## TASK
State the number of lines in these records that include the word "China", and add nothing to it.

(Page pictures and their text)
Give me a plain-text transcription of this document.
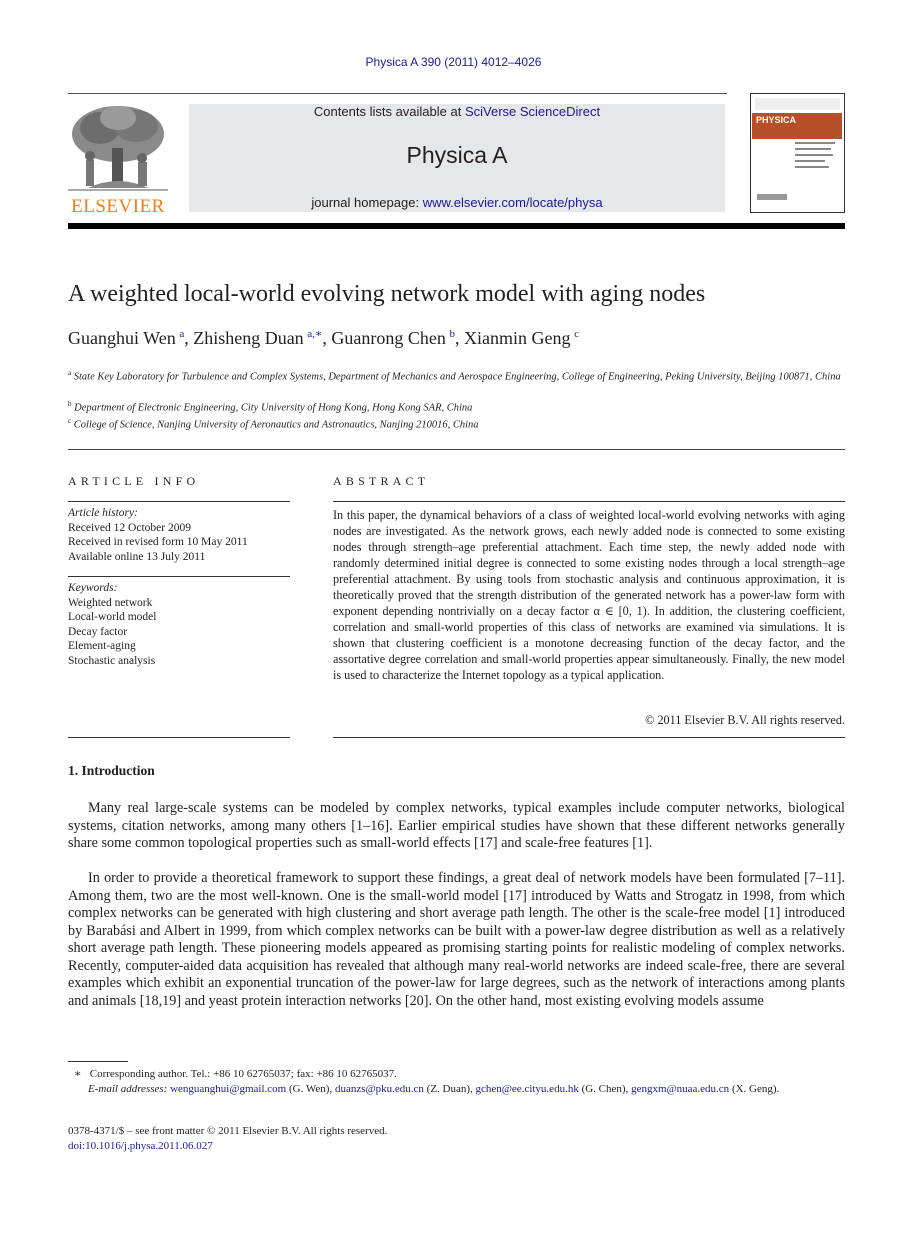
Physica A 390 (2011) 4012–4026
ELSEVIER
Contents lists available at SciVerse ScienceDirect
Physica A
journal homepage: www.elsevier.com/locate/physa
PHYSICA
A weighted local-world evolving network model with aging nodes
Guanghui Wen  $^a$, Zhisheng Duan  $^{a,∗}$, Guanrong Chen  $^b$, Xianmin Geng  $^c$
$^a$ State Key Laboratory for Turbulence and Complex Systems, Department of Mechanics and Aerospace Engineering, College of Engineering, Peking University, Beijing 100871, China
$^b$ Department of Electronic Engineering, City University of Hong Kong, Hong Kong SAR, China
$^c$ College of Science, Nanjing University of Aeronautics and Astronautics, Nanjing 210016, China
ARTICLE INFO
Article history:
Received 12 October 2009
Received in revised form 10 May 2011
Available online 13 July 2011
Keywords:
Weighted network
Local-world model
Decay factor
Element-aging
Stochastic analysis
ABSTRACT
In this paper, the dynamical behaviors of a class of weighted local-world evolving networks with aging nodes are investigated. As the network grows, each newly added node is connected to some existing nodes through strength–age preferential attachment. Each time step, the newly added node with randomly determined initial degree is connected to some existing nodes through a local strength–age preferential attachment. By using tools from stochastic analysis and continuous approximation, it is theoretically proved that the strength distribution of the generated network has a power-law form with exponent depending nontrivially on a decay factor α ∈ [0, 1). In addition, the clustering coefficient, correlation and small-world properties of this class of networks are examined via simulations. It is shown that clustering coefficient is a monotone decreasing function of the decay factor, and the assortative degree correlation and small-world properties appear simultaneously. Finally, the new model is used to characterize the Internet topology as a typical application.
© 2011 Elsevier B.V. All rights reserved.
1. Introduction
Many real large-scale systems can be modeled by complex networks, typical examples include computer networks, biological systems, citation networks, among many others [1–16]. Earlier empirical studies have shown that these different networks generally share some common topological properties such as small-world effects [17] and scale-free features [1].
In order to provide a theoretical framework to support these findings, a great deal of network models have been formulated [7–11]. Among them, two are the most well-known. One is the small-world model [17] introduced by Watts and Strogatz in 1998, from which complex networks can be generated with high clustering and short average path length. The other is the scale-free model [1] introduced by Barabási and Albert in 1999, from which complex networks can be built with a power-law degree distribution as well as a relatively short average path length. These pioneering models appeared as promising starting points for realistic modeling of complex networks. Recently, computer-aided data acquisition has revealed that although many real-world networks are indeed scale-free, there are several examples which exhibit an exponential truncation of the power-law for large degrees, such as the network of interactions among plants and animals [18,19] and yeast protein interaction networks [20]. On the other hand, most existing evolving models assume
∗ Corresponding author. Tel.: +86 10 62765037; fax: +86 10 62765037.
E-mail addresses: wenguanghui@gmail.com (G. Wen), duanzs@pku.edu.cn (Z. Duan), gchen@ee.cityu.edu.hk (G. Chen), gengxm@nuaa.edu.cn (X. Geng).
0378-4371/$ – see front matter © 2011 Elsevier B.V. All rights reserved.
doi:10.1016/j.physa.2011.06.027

## SOLUTION TO THIS PROBLEM
3